*Given instruction*: Restate, word for word, every line of the data.

*The records*:
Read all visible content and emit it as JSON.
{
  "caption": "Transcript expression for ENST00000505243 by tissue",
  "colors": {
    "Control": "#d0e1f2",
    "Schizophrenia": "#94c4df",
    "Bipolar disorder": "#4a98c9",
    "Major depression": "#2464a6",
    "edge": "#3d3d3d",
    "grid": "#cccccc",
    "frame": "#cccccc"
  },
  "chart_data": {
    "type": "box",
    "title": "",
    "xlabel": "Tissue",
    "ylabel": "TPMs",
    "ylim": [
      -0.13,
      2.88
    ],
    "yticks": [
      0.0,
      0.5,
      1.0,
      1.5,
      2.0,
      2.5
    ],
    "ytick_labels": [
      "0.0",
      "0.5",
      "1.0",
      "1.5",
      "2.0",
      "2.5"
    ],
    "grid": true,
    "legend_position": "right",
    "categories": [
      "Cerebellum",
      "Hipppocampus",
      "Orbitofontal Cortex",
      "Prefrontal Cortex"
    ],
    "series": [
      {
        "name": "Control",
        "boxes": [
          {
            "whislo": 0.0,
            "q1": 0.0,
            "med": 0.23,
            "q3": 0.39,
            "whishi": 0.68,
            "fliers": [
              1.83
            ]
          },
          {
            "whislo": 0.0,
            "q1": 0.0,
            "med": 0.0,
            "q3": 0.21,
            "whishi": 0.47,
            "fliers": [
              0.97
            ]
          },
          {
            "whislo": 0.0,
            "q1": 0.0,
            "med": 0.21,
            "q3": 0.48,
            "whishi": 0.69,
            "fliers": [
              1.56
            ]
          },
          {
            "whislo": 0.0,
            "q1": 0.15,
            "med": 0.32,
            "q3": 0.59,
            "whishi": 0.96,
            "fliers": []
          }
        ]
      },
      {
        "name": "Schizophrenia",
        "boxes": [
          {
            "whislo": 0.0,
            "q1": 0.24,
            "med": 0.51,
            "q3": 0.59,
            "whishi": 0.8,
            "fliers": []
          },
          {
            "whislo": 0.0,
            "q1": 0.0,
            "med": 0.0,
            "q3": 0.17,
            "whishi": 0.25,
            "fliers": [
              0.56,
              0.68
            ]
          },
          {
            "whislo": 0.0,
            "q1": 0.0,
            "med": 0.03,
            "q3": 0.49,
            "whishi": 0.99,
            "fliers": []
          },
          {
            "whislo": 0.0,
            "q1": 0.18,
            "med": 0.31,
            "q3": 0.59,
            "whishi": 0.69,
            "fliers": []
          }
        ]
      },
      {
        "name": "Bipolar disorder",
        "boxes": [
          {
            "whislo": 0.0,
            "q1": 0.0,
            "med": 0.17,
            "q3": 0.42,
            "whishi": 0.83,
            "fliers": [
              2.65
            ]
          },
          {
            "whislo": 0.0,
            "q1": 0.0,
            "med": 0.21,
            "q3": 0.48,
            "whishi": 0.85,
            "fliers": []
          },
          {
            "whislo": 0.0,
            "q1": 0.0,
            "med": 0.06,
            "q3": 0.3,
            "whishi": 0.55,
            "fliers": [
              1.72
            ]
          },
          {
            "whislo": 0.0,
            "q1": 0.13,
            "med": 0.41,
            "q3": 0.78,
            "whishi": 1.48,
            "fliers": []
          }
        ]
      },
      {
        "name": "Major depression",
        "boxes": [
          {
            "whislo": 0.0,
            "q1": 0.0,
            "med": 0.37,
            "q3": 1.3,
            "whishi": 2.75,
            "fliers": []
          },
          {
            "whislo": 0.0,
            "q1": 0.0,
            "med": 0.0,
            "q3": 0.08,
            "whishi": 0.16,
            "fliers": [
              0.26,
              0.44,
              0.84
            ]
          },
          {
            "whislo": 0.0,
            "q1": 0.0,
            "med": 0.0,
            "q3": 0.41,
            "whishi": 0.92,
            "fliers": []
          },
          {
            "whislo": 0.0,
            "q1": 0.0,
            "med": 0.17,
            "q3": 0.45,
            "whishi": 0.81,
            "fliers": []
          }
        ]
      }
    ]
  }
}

*Result of this task*:
Read all visible content and emit it as JSON.
{
  "caption": "Transcript expression for ENST00000505243 by tissue",
  "colors": {
    "Control": "#d0e1f2",
    "Schizophrenia": "#94c4df",
    "Bipolar disorder": "#4a98c9",
    "Major depression": "#2464a6",
    "edge": "#3d3d3d",
    "grid": "#cccccc",
    "frame": "#cccccc"
  },
  "chart_data": {
    "type": "box",
    "title": "",
    "xlabel": "Tissue",
    "ylabel": "TPMs",
    "ylim": [
      -0.13,
      2.88
    ],
    "yticks": [
      0.0,
      0.5,
      1.0,
      1.5,
      2.0,
      2.5
    ],
    "ytick_labels": [
      "0.0",
      "0.5",
      "1.0",
      "1.5",
      "2.0",
      "2.5"
    ],
    "grid": true,
    "legend_position": "right",
    "categories": [
      "Cerebellum",
      "Hipppocampus",
      "Orbitofontal Cortex",
      "Prefrontal Cortex"
    ],
    "series": [
      {
        "name": "Control",
        "boxes": [
          {
            "whislo": 0.0,
            "q1": 0.0,
            "med": 0.23,
            "q3": 0.39,
            "whishi": 0.68,
            "fliers": [
              1.83
            ]
          },
          {
            "whislo": 0.0,
            "q1": 0.0,
            "med": 0.0,
            "q3": 0.21,
            "whishi": 0.47,
            "fliers": [
              0.97
            ]
          },
          {
            "whislo": 0.0,
            "q1": 0.0,
            "med": 0.21,
            "q3": 0.48,
            "whishi": 0.69,
            "fliers": [
              1.56
            ]
          },
          {
            "whislo": 0.0,
            "q1": 0.15,
            "med": 0.32,
            "q3": 0.59,
            "whishi": 0.96,
            "fliers": []
          }
        ]
      },
      {
        "name": "Schizophrenia",
        "boxes": [
          {
            "whislo": 0.0,
            "q1": 0.24,
            "med": 0.51,
            "q3": 0.59,
            "whishi": 0.8,
            "fliers": []
          },
          {
            "whislo": 0.0,
            "q1": 0.0,
            "med": 0.0,
            "q3": 0.17,
            "whishi": 0.25,
            "fliers": [
              0.56,
              0.68
            ]
          },
          {
            "whislo": 0.0,
            "q1": 0.0,
            "med": 0.03,
            "q3": 0.49,
            "whishi": 0.99,
            "fliers": []
          },
          {
            "whislo": 0.0,
            "q1": 0.18,
            "med": 0.31,
            "q3": 0.59,
            "whishi": 0.69,
            "fliers": []
          }
        ]
      },
      {
        "name": "Bipolar disorder",
        "boxes": [
          {
            "whislo": 0.0,
            "q1": 0.0,
            "med": 0.17,
            "q3": 0.42,
            "whishi": 0.83,
            "fliers": [
              2.65
            ]
          },
          {
            "whislo": 0.0,
            "q1": 0.0,
            "med": 0.21,
            "q3": 0.48,
            "whishi": 0.85,
            "fliers": []
          },
          {
            "whislo": 0.0,
            "q1": 0.0,
            "med": 0.06,
            "q3": 0.3,
            "whishi": 0.55,
            "fliers": [
              1.72
            ]
          },
          {
            "whislo": 0.0,
            "q1": 0.13,
            "med": 0.41,
            "q3": 0.78,
            "whishi": 1.48,
            "fliers": []
          }
        ]
      },
      {
        "name": "Major depression",
        "boxes": [
          {
            "whislo": 0.0,
            "q1": 0.0,
            "med": 0.37,
            "q3": 1.3,
            "whishi": 2.75,
            "fliers": []
          },
          {
            "whislo": 0.0,
            "q1": 0.0,
            "med": 0.0,
            "q3": 0.08,
            "whishi": 0.16,
            "fliers": [
              0.26,
              0.44,
              0.84
            ]
          },
          {
            "whislo": 0.0,
            "q1": 0.0,
            "med": 0.0,
            "q3": 0.41,
            "whishi": 0.92,
            "fliers": []
          },
          {
            "whislo": 0.0,
            "q1": 0.0,
            "med": 0.17,
            "q3": 0.45,
            "whishi": 0.81,
            "fliers": []
          }
        ]
      }
    ]
  }
}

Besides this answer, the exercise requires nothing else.